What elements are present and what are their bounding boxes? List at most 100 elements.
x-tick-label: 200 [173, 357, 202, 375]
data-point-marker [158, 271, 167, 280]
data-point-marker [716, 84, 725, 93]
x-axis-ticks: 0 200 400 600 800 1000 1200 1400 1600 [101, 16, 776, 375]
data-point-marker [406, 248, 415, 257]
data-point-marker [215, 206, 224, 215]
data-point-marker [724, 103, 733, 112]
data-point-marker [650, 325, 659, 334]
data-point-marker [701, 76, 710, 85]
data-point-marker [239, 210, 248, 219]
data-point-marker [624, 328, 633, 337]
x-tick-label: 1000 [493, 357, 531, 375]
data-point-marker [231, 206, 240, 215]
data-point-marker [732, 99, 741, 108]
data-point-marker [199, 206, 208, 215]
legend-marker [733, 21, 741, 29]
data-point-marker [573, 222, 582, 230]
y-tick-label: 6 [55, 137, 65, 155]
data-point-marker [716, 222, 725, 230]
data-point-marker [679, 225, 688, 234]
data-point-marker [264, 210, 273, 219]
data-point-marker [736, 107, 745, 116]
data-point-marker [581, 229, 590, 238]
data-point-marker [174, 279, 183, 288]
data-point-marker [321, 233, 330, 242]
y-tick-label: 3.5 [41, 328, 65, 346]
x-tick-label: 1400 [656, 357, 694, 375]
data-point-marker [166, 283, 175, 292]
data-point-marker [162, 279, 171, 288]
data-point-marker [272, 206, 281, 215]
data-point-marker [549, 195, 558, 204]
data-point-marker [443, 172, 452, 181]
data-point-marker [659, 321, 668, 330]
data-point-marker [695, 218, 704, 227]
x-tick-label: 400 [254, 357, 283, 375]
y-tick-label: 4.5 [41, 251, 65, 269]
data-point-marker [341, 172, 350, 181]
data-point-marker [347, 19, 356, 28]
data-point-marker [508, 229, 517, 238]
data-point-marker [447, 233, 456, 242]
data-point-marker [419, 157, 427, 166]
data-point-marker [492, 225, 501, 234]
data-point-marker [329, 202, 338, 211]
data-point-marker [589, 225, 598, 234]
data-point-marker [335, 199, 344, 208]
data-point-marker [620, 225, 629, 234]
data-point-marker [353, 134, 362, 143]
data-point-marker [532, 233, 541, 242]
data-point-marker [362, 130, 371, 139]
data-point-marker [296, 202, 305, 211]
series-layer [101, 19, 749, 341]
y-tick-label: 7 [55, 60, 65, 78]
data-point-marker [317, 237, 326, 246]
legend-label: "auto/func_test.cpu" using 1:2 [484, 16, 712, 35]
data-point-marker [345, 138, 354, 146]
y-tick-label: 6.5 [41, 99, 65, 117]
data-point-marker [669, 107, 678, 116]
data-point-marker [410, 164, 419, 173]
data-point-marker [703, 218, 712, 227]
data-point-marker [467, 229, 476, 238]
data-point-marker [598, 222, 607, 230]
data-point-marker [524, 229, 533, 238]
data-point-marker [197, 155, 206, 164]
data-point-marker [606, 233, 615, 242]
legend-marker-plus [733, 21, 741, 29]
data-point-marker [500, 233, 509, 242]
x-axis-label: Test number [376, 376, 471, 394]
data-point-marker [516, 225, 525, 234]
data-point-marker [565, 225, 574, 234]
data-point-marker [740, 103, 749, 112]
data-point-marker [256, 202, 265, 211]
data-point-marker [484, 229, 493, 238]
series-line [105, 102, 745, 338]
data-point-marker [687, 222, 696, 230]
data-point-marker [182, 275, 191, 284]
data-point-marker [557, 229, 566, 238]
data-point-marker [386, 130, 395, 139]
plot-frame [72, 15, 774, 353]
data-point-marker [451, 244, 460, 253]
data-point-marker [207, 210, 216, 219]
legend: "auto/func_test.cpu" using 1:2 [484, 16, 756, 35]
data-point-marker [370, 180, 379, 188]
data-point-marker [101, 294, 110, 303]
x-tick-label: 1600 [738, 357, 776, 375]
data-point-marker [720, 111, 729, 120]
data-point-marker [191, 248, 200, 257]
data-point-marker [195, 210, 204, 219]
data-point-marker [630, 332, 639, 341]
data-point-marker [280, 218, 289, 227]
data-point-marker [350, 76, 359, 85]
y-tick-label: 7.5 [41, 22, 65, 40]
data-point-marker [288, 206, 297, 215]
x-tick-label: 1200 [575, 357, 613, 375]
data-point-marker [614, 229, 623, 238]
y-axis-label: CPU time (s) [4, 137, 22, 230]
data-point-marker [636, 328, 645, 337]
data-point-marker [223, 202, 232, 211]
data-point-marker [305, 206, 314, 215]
--
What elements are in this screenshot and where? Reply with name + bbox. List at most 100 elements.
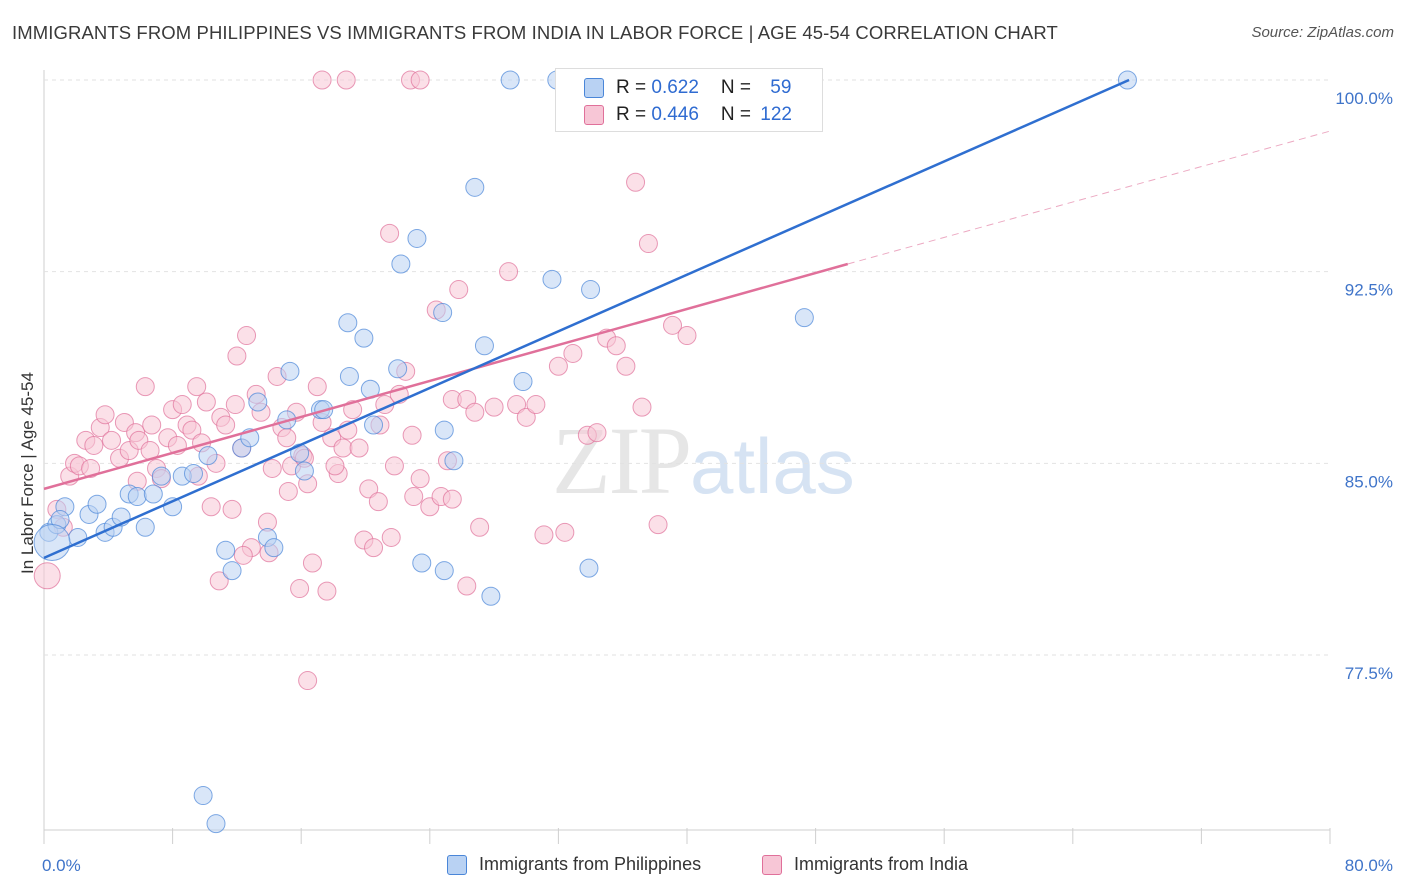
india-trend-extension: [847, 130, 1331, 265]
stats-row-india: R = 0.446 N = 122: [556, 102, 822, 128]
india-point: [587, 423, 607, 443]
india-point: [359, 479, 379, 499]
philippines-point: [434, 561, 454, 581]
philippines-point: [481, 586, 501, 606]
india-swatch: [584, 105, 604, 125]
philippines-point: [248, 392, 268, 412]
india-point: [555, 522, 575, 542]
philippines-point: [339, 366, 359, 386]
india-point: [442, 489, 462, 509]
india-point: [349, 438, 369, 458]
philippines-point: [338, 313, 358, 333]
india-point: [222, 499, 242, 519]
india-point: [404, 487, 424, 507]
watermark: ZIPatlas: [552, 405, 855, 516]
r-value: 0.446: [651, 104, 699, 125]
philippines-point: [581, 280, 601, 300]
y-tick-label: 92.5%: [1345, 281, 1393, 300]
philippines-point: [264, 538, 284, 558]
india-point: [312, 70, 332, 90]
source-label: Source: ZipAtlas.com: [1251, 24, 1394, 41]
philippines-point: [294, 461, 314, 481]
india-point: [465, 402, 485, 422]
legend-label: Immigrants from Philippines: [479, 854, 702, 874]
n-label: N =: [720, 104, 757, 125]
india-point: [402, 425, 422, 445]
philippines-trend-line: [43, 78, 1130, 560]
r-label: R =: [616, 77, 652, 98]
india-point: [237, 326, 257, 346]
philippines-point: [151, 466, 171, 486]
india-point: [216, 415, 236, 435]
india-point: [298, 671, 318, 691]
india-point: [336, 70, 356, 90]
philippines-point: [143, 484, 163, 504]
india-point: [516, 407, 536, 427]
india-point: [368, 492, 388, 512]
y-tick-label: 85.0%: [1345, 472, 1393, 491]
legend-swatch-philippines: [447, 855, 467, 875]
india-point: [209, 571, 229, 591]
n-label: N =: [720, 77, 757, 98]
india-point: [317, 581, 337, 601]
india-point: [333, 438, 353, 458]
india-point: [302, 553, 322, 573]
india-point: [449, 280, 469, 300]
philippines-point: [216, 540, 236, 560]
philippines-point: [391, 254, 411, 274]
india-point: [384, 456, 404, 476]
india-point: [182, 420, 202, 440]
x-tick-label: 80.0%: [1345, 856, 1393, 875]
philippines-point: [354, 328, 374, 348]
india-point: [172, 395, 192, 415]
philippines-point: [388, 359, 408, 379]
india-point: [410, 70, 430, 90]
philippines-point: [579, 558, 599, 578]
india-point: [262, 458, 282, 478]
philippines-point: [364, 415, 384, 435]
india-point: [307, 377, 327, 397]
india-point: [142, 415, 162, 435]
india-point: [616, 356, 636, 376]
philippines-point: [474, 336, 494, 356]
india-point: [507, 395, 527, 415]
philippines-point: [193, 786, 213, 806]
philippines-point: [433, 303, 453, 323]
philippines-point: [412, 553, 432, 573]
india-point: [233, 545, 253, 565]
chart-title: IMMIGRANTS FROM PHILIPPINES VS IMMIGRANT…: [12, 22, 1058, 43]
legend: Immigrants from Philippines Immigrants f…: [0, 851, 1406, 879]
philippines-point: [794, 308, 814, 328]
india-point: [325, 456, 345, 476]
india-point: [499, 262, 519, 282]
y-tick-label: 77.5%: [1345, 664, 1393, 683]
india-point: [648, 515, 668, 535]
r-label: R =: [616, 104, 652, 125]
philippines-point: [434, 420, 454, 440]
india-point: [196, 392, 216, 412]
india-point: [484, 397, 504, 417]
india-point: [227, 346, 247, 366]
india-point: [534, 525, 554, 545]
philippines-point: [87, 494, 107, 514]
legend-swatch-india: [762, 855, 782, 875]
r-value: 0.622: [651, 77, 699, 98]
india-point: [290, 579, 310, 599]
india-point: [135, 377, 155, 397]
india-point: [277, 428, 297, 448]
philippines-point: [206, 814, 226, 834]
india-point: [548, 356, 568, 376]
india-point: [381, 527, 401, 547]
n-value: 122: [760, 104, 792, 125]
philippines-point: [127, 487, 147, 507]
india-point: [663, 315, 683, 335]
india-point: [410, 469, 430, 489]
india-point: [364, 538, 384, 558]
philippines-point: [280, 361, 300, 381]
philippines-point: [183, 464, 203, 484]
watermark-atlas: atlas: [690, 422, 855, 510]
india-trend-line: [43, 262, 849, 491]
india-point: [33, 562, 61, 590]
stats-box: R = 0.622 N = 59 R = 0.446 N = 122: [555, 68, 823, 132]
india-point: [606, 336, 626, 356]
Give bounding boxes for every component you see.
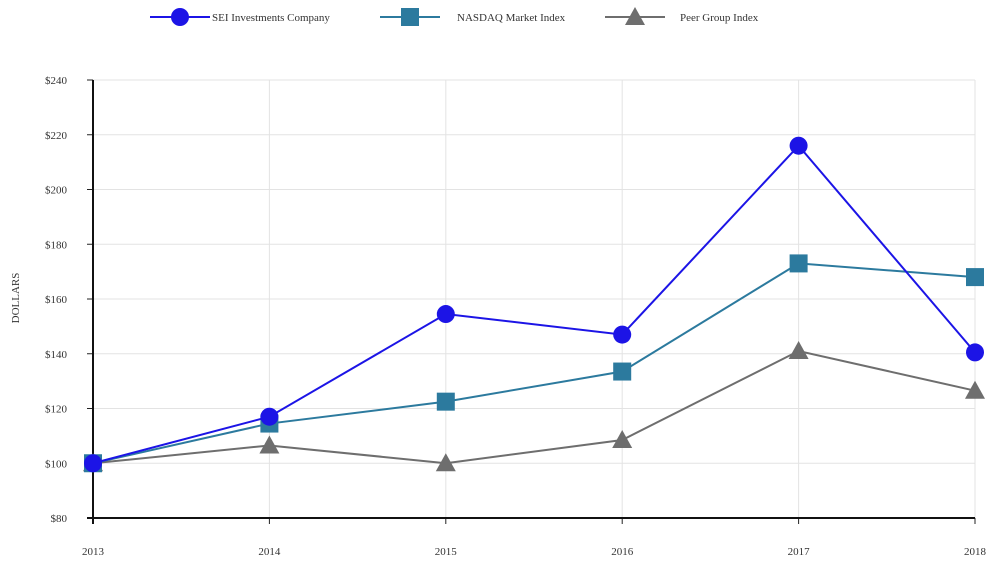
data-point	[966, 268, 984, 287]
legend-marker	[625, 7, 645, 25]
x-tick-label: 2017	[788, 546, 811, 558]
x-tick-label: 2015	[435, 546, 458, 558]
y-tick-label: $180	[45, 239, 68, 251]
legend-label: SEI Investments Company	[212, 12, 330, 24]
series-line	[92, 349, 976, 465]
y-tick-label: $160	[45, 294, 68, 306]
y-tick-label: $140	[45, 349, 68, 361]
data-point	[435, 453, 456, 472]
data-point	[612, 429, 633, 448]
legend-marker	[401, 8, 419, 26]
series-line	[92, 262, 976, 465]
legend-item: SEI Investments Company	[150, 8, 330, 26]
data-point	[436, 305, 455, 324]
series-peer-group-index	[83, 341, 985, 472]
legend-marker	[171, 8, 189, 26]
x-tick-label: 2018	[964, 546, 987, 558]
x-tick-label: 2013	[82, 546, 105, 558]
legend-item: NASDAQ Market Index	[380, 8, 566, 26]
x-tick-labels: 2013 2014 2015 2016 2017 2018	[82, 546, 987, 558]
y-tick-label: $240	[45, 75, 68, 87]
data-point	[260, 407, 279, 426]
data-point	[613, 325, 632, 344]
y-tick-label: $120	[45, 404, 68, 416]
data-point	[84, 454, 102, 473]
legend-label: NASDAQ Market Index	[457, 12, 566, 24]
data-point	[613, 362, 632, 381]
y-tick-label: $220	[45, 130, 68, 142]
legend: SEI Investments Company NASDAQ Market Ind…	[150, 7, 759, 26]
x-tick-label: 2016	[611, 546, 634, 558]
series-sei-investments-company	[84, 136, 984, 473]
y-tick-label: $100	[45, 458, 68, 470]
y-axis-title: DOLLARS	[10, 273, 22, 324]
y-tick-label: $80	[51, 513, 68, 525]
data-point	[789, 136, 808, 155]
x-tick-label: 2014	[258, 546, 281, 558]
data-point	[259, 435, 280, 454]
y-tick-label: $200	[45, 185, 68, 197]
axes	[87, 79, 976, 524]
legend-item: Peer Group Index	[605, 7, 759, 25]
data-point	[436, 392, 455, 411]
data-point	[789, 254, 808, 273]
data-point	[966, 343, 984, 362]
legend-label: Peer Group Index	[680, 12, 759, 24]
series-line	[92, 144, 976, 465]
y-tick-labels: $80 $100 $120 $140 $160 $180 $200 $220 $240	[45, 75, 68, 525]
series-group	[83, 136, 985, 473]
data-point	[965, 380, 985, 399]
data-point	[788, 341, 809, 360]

Aim of the exercise –
Copy out the entries word for word, starting with the line that contains "268, 984, 287]" and ending with the line that contains "294, 68, 306]", both of those lines included.

Problem solution –
data-point	[966, 268, 984, 287]
legend-marker	[625, 7, 645, 25]
x-tick-label: 2017	[788, 546, 811, 558]
x-tick-label: 2015	[435, 546, 458, 558]
y-tick-label: $180	[45, 239, 68, 251]
legend-label: SEI Investments Company	[212, 12, 330, 24]
series-line	[92, 349, 976, 465]
y-tick-label: $160	[45, 294, 68, 306]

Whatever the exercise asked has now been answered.